Using the listing beneath this task, count the lines with the word "JSON" and write only the result.

+ + +

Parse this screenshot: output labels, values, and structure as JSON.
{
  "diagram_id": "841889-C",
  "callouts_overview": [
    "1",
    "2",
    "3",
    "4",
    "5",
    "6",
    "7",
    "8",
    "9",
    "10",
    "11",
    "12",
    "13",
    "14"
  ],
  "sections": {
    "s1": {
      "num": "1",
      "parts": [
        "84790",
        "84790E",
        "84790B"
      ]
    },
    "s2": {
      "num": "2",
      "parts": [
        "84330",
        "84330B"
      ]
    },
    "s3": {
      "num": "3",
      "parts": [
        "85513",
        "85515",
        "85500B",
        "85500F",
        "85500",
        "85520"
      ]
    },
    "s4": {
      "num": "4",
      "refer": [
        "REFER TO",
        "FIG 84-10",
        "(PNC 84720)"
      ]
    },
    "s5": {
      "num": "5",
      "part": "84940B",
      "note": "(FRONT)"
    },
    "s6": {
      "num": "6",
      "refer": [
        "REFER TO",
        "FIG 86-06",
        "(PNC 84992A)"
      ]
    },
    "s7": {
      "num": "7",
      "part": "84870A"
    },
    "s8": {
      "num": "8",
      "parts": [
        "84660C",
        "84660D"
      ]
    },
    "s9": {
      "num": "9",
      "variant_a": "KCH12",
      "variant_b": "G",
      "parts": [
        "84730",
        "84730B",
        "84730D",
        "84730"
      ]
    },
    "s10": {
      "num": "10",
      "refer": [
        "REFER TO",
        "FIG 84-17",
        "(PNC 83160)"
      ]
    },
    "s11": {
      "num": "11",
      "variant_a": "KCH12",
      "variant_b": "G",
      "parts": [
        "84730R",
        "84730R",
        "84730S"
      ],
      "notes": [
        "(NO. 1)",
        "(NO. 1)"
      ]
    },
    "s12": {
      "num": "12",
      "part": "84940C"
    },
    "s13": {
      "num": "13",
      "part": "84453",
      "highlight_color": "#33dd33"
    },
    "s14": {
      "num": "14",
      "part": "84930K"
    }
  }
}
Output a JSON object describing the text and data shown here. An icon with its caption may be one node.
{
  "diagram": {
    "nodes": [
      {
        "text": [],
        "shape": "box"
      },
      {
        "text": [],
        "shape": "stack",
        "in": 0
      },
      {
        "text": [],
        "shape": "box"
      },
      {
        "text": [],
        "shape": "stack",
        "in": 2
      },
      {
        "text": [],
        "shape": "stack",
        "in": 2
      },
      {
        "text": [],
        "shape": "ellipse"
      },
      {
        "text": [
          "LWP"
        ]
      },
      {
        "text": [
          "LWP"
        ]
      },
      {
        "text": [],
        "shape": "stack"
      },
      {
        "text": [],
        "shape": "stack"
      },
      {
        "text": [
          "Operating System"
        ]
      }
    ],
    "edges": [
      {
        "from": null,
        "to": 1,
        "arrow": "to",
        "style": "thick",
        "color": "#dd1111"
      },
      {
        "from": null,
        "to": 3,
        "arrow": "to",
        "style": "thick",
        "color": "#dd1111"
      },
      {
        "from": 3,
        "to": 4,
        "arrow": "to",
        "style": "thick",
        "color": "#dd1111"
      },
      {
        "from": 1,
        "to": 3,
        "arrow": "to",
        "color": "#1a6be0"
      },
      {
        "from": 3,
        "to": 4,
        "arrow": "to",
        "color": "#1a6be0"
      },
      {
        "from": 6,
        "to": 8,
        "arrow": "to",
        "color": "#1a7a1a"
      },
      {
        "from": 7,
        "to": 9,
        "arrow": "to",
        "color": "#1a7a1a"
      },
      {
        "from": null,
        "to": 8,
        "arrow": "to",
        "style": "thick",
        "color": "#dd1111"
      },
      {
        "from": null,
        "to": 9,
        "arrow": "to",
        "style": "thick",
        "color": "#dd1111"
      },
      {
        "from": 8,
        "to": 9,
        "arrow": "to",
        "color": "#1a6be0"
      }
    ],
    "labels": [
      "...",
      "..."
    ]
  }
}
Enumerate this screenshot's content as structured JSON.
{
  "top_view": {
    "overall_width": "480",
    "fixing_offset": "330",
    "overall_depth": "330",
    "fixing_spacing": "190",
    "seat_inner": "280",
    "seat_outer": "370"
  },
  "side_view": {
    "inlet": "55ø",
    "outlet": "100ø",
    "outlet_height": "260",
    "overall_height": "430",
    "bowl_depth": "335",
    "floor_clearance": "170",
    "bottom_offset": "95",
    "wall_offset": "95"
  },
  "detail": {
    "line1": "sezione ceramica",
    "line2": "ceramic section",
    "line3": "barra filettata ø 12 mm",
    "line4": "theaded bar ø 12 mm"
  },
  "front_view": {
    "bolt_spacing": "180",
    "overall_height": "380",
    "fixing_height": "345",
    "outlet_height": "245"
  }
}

+ + +

(Correct answer)
3